In your copy, leave out the pictures and repeat the entries below exactly.

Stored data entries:
-------------------------

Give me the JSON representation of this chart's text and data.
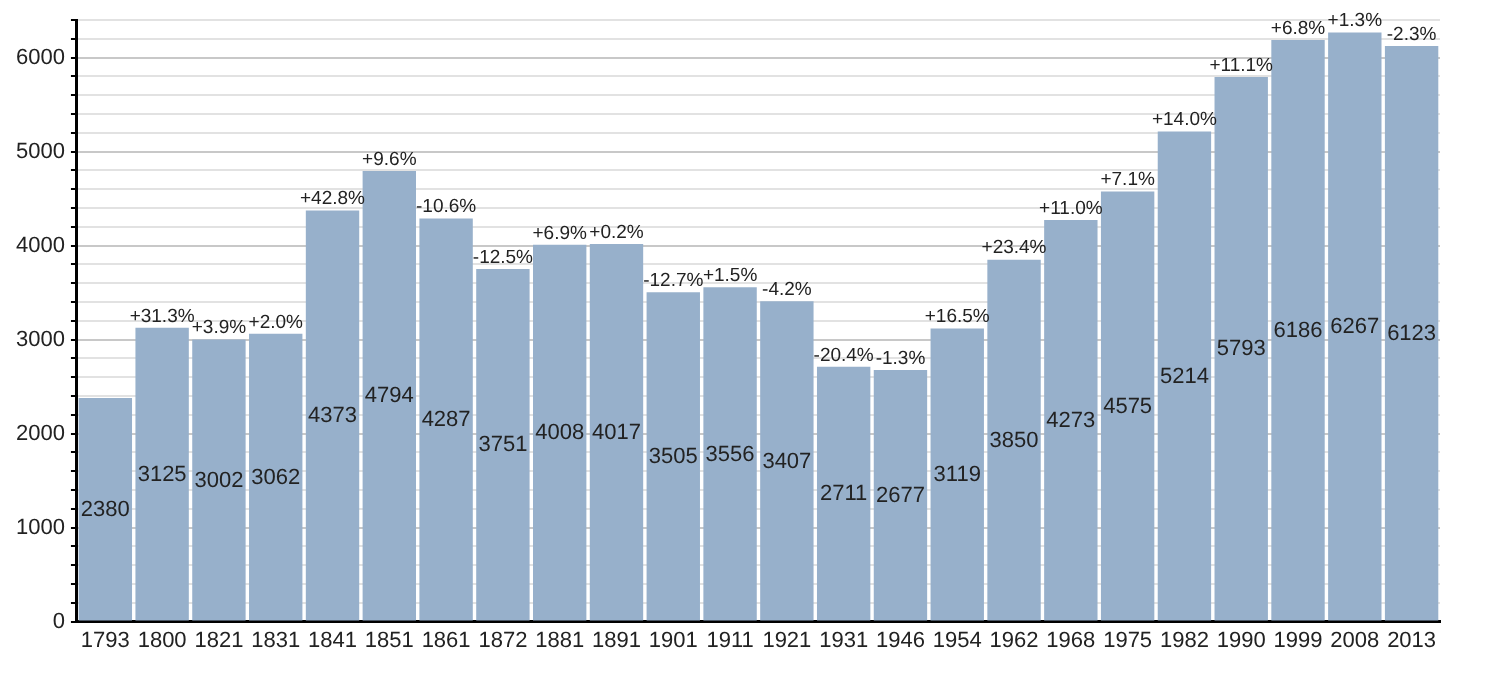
{
  "chart_data": {
    "type": "bar",
    "categories": [
      "1793",
      "1800",
      "1821",
      "1831",
      "1841",
      "1851",
      "1861",
      "1872",
      "1881",
      "1891",
      "1901",
      "1911",
      "1921",
      "1931",
      "1946",
      "1954",
      "1962",
      "1968",
      "1975",
      "1982",
      "1990",
      "1999",
      "2008",
      "2013"
    ],
    "values": [
      2380,
      3125,
      3002,
      3062,
      4373,
      4794,
      4287,
      3751,
      4008,
      4017,
      3505,
      3556,
      3407,
      2711,
      2677,
      3119,
      3850,
      4273,
      4575,
      5214,
      5793,
      6186,
      6267,
      6123
    ],
    "color": "#97b0cb",
    "data_labels": true,
    "ylim": [
      0,
      6400
    ],
    "yticks": [
      0,
      {
        "value": 200,
        "label": null
      },
      {
        "value": 400,
        "label": null
      },
      {
        "value": 600,
        "label": null
      },
      {
        "value": 800,
        "label": null
      },
      1000,
      {
        "value": 1200,
        "label": null
      },
      {
        "value": 1400,
        "label": null
      },
      {
        "value": 1600,
        "label": null
      },
      {
        "value": 1800,
        "label": null
      },
      2000,
      {
        "value": 2200,
        "label": null
      },
      {
        "value": 2400,
        "label": null
      },
      {
        "value": 2600,
        "label": null
      },
      {
        "value": 2800,
        "label": null
      },
      3000,
      {
        "value": 3200,
        "label": null
      },
      {
        "value": 3400,
        "label": null
      },
      {
        "value": 3600,
        "label": null
      },
      {
        "value": 3800,
        "label": null
      },
      4000,
      {
        "value": 4200,
        "label": null
      },
      {
        "value": 4400,
        "label": null
      },
      {
        "value": 4600,
        "label": null
      },
      {
        "value": 4800,
        "label": null
      },
      5000,
      {
        "value": 5200,
        "label": null
      },
      {
        "value": 5400,
        "label": null
      },
      {
        "value": 5600,
        "label": null
      },
      {
        "value": 5800,
        "label": null
      },
      6000,
      {
        "value": 6200,
        "label": null
      },
      {
        "value": 6400,
        "label": null
      }
    ],
    "grid": "y",
    "legend": false,
    "annotations": [
      {
        "text": "+31.3%",
        "x": "1800",
        "y": 3125
      },
      {
        "text": "+3.9%",
        "x": "1821",
        "y": 3002
      },
      {
        "text": "+2.0%",
        "x": "1831",
        "y": 3062
      },
      {
        "text": "+42.8%",
        "x": "1841",
        "y": 4373
      },
      {
        "text": "+9.6%",
        "x": "1851",
        "y": 4794
      },
      {
        "text": "-10.6%",
        "x": "1861",
        "y": 4287
      },
      {
        "text": "-12.5%",
        "x": "1872",
        "y": 3751
      },
      {
        "text": "+6.9%",
        "x": "1881",
        "y": 4008
      },
      {
        "text": "+0.2%",
        "x": "1891",
        "y": 4017
      },
      {
        "text": "-12.7%",
        "x": "1901",
        "y": 3505
      },
      {
        "text": "+1.5%",
        "x": "1911",
        "y": 3556
      },
      {
        "text": "-4.2%",
        "x": "1921",
        "y": 3407
      },
      {
        "text": "-20.4%",
        "x": "1931",
        "y": 2711
      },
      {
        "text": "-1.3%",
        "x": "1946",
        "y": 2677
      },
      {
        "text": "+16.5%",
        "x": "1954",
        "y": 3119
      },
      {
        "text": "+23.4%",
        "x": "1962",
        "y": 3850
      },
      {
        "text": "+11.0%",
        "x": "1968",
        "y": 4273
      },
      {
        "text": "+7.1%",
        "x": "1975",
        "y": 4575
      },
      {
        "text": "+14.0%",
        "x": "1982",
        "y": 5214
      },
      {
        "text": "+11.1%",
        "x": "1990",
        "y": 5793
      },
      {
        "text": "+6.8%",
        "x": "1999",
        "y": 6186
      },
      {
        "text": "+1.3%",
        "x": "2008",
        "y": 6267
      },
      {
        "text": "-2.3%",
        "x": "2013",
        "y": 6123
      }
    ]
  }
}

-------------------------

_WORKED SOLUTION_
Give me the JSON representation of this chart's text and data.
{
  "chart_data": {
    "type": "bar",
    "categories": [
      "1793",
      "1800",
      "1821",
      "1831",
      "1841",
      "1851",
      "1861",
      "1872",
      "1881",
      "1891",
      "1901",
      "1911",
      "1921",
      "1931",
      "1946",
      "1954",
      "1962",
      "1968",
      "1975",
      "1982",
      "1990",
      "1999",
      "2008",
      "2013"
    ],
    "values": [
      2380,
      3125,
      3002,
      3062,
      4373,
      4794,
      4287,
      3751,
      4008,
      4017,
      3505,
      3556,
      3407,
      2711,
      2677,
      3119,
      3850,
      4273,
      4575,
      5214,
      5793,
      6186,
      6267,
      6123
    ],
    "color": "#97b0cb",
    "data_labels": true,
    "ylim": [
      0,
      6400
    ],
    "yticks": [
      0,
      {
        "value": 200,
        "label": null
      },
      {
        "value": 400,
        "label": null
      },
      {
        "value": 600,
        "label": null
      },
      {
        "value": 800,
        "label": null
      },
      1000,
      {
        "value": 1200,
        "label": null
      },
      {
        "value": 1400,
        "label": null
      },
      {
        "value": 1600,
        "label": null
      },
      {
        "value": 1800,
        "label": null
      },
      2000,
      {
        "value": 2200,
        "label": null
      },
      {
        "value": 2400,
        "label": null
      },
      {
        "value": 2600,
        "label": null
      },
      {
        "value": 2800,
        "label": null
      },
      3000,
      {
        "value": 3200,
        "label": null
      },
      {
        "value": 3400,
        "label": null
      },
      {
        "value": 3600,
        "label": null
      },
      {
        "value": 3800,
        "label": null
      },
      4000,
      {
        "value": 4200,
        "label": null
      },
      {
        "value": 4400,
        "label": null
      },
      {
        "value": 4600,
        "label": null
      },
      {
        "value": 4800,
        "label": null
      },
      5000,
      {
        "value": 5200,
        "label": null
      },
      {
        "value": 5400,
        "label": null
      },
      {
        "value": 5600,
        "label": null
      },
      {
        "value": 5800,
        "label": null
      },
      6000,
      {
        "value": 6200,
        "label": null
      },
      {
        "value": 6400,
        "label": null
      }
    ],
    "grid": "y",
    "legend": false,
    "annotations": [
      {
        "text": "+31.3%",
        "x": "1800",
        "y": 3125
      },
      {
        "text": "+3.9%",
        "x": "1821",
        "y": 3002
      },
      {
        "text": "+2.0%",
        "x": "1831",
        "y": 3062
      },
      {
        "text": "+42.8%",
        "x": "1841",
        "y": 4373
      },
      {
        "text": "+9.6%",
        "x": "1851",
        "y": 4794
      },
      {
        "text": "-10.6%",
        "x": "1861",
        "y": 4287
      },
      {
        "text": "-12.5%",
        "x": "1872",
        "y": 3751
      },
      {
        "text": "+6.9%",
        "x": "1881",
        "y": 4008
      },
      {
        "text": "+0.2%",
        "x": "1891",
        "y": 4017
      },
      {
        "text": "-12.7%",
        "x": "1901",
        "y": 3505
      },
      {
        "text": "+1.5%",
        "x": "1911",
        "y": 3556
      },
      {
        "text": "-4.2%",
        "x": "1921",
        "y": 3407
      },
      {
        "text": "-20.4%",
        "x": "1931",
        "y": 2711
      },
      {
        "text": "-1.3%",
        "x": "1946",
        "y": 2677
      },
      {
        "text": "+16.5%",
        "x": "1954",
        "y": 3119
      },
      {
        "text": "+23.4%",
        "x": "1962",
        "y": 3850
      },
      {
        "text": "+11.0%",
        "x": "1968",
        "y": 4273
      },
      {
        "text": "+7.1%",
        "x": "1975",
        "y": 4575
      },
      {
        "text": "+14.0%",
        "x": "1982",
        "y": 5214
      },
      {
        "text": "+11.1%",
        "x": "1990",
        "y": 5793
      },
      {
        "text": "+6.8%",
        "x": "1999",
        "y": 6186
      },
      {
        "text": "+1.3%",
        "x": "2008",
        "y": 6267
      },
      {
        "text": "-2.3%",
        "x": "2013",
        "y": 6123
      }
    ]
  }
}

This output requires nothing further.